Work instructions ▸
Your task is to gather the lines below that hold the string "object".

Given entries ▸
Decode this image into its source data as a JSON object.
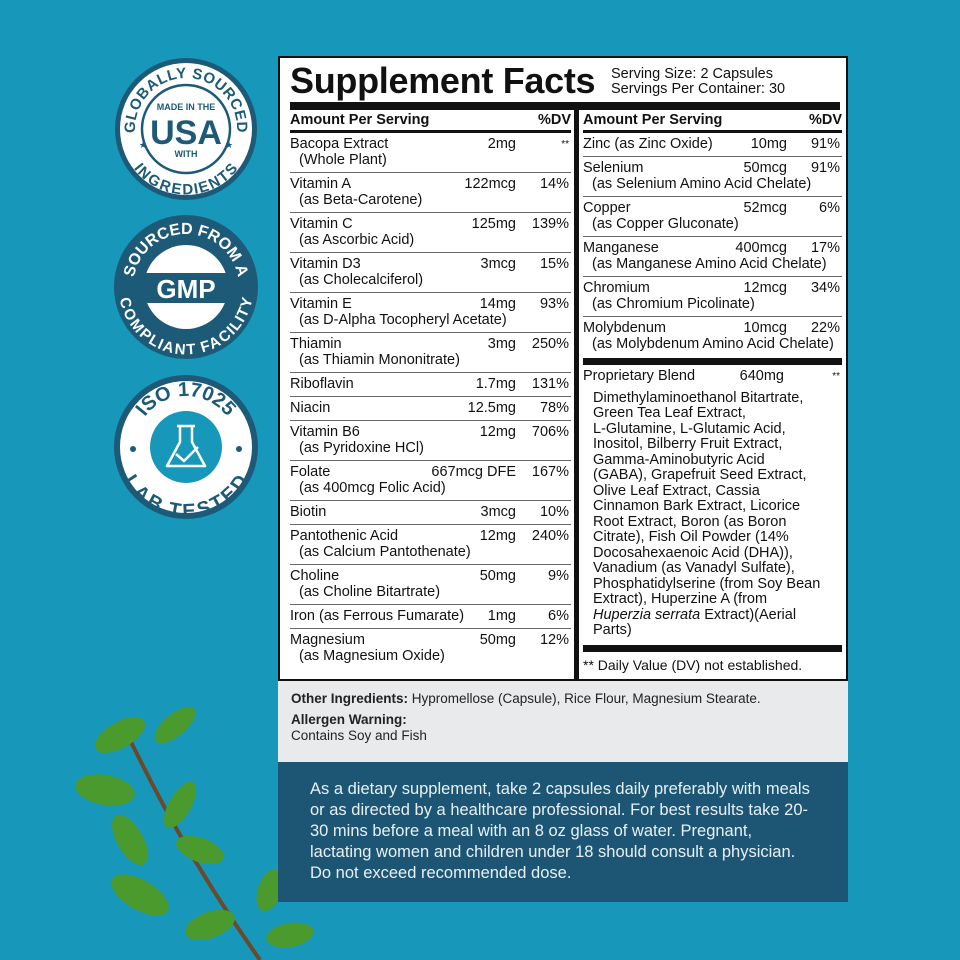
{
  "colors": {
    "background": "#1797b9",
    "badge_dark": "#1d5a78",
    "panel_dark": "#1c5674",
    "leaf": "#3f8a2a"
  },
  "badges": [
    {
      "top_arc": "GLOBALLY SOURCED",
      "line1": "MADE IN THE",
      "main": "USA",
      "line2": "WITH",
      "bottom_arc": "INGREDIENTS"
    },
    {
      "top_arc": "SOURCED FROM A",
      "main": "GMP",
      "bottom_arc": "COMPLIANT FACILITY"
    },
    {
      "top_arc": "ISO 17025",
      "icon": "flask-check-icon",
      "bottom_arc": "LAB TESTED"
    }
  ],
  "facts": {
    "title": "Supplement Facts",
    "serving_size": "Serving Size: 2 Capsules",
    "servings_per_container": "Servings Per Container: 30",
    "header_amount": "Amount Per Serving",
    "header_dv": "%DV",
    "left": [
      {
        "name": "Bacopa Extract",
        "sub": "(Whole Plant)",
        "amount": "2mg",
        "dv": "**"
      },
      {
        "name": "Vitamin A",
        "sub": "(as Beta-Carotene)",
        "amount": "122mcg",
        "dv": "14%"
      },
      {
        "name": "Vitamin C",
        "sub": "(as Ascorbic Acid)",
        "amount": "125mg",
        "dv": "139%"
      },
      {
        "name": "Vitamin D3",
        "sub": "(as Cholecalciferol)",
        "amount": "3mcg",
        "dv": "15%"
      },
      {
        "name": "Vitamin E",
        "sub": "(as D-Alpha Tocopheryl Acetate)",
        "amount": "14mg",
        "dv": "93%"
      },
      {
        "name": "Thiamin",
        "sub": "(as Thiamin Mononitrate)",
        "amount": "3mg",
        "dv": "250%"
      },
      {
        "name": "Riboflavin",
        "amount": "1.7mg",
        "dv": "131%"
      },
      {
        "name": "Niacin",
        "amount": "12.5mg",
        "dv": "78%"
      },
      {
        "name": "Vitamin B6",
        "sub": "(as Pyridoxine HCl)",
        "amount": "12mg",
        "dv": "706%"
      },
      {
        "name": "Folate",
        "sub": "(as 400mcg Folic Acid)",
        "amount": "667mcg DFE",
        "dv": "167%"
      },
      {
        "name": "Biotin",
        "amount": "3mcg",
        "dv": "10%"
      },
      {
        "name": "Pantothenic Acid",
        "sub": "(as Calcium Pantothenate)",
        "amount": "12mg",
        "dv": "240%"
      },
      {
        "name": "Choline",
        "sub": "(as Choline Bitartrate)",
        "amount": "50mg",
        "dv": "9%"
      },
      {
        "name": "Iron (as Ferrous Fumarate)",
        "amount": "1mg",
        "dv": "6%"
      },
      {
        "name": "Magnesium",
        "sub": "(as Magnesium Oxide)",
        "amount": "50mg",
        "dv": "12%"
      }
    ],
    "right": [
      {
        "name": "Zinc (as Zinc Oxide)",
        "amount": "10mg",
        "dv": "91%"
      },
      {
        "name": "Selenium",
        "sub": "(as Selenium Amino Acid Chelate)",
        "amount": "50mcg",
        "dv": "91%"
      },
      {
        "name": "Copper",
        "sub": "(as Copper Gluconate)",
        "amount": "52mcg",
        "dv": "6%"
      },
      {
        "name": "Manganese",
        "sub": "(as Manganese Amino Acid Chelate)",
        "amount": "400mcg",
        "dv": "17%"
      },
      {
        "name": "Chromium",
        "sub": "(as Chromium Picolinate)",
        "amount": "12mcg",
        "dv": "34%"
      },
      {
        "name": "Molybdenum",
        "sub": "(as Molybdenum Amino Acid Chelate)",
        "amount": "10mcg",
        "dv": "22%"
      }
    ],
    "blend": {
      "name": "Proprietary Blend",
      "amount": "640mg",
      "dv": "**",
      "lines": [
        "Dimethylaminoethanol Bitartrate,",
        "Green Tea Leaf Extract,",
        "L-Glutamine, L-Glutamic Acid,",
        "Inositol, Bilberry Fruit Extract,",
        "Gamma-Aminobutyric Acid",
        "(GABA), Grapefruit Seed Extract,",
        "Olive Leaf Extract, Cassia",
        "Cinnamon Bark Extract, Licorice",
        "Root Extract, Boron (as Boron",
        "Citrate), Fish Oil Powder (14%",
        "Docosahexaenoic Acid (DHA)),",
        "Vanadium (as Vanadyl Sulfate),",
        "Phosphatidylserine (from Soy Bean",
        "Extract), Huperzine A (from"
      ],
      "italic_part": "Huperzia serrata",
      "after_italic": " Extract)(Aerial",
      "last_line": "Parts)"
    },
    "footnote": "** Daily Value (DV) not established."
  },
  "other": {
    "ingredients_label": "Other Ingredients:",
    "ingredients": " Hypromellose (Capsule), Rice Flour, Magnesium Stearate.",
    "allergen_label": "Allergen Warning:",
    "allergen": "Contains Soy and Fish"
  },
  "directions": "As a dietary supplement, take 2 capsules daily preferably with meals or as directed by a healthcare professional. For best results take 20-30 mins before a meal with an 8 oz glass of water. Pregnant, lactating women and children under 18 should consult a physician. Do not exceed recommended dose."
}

* * *

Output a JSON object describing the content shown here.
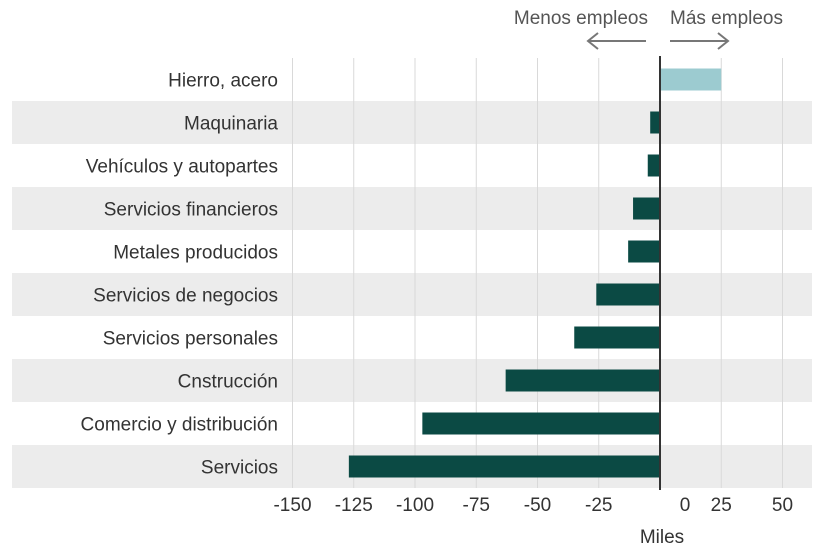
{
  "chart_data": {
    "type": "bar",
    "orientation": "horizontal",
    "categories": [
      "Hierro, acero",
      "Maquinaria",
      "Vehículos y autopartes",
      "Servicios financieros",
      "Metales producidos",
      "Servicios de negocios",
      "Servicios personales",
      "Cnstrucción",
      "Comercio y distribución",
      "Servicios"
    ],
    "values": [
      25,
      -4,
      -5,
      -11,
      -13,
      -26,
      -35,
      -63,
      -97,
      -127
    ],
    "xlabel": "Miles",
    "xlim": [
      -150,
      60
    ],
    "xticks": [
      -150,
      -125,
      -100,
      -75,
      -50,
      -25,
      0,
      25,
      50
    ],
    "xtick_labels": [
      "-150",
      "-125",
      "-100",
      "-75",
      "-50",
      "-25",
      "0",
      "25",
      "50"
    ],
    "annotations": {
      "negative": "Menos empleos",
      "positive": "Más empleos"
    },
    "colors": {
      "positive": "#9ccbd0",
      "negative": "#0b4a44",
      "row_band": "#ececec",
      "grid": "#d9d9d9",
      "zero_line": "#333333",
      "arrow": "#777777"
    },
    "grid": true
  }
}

Correct response ▸
Decode this image into its source data as a JSON object.
Output a JSON object describing the content shown here.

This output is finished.